> Exercise:
Copy every record word for word.
==== Material provided
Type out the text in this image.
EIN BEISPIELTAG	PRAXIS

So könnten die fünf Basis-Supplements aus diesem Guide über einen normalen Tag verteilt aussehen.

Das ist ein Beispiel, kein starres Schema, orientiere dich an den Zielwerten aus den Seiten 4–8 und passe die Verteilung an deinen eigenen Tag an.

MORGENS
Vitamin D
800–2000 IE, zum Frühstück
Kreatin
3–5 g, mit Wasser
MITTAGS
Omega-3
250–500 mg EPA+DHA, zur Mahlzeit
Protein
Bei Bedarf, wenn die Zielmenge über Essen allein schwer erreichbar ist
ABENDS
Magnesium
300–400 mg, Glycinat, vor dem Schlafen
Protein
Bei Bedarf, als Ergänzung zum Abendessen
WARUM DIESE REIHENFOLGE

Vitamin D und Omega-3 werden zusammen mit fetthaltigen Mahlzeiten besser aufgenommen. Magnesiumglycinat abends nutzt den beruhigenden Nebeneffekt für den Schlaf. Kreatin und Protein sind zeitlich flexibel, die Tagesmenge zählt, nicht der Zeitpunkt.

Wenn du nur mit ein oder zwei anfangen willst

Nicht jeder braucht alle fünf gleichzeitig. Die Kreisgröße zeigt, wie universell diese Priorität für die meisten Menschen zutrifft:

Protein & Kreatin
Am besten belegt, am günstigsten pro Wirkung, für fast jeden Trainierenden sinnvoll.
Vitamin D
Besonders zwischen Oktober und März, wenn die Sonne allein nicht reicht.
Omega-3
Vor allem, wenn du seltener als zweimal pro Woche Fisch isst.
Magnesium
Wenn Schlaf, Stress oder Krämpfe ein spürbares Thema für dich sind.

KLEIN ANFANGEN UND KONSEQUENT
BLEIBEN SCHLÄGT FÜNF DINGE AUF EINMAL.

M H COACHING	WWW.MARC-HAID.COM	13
========
> Result of the task:
Type out the text in this image.
EIN BEISPIELTAG	PRAXIS

So könnten die fünf Basis-Supplements aus diesem Guide über einen normalen Tag verteilt aussehen.

Das ist ein Beispiel, kein starres Schema, orientiere dich an den Zielwerten aus den Seiten 4–8 und passe die Verteilung an deinen eigenen Tag an.

MORGENS
Vitamin D
800–2000 IE, zum Frühstück
Kreatin
3–5 g, mit Wasser
MITTAGS
Omega-3
250–500 mg EPA+DHA, zur Mahlzeit
Protein
Bei Bedarf, wenn die Zielmenge über Essen allein schwer erreichbar ist
ABENDS
Magnesium
300–400 mg, Glycinat, vor dem Schlafen
Protein
Bei Bedarf, als Ergänzung zum Abendessen
WARUM DIESE REIHENFOLGE

Vitamin D und Omega-3 werden zusammen mit fetthaltigen Mahlzeiten besser aufgenommen. Magnesiumglycinat abends nutzt den beruhigenden Nebeneffekt für den Schlaf. Kreatin und Protein sind zeitlich flexibel, die Tagesmenge zählt, nicht der Zeitpunkt.

Wenn du nur mit ein oder zwei anfangen willst

Nicht jeder braucht alle fünf gleichzeitig. Die Kreisgröße zeigt, wie universell diese Priorität für die meisten Menschen zutrifft:

Protein & Kreatin
Am besten belegt, am günstigsten pro Wirkung, für fast jeden Trainierenden sinnvoll.
Vitamin D
Besonders zwischen Oktober und März, wenn die Sonne allein nicht reicht.
Omega-3
Vor allem, wenn du seltener als zweimal pro Woche Fisch isst.
Magnesium
Wenn Schlaf, Stress oder Krämpfe ein spürbares Thema für dich sind.

KLEIN ANFANGEN UND KONSEQUENT
BLEIBEN SCHLÄGT FÜNF DINGE AUF EINMAL.

M H COACHING	WWW.MARC-HAID.COM	13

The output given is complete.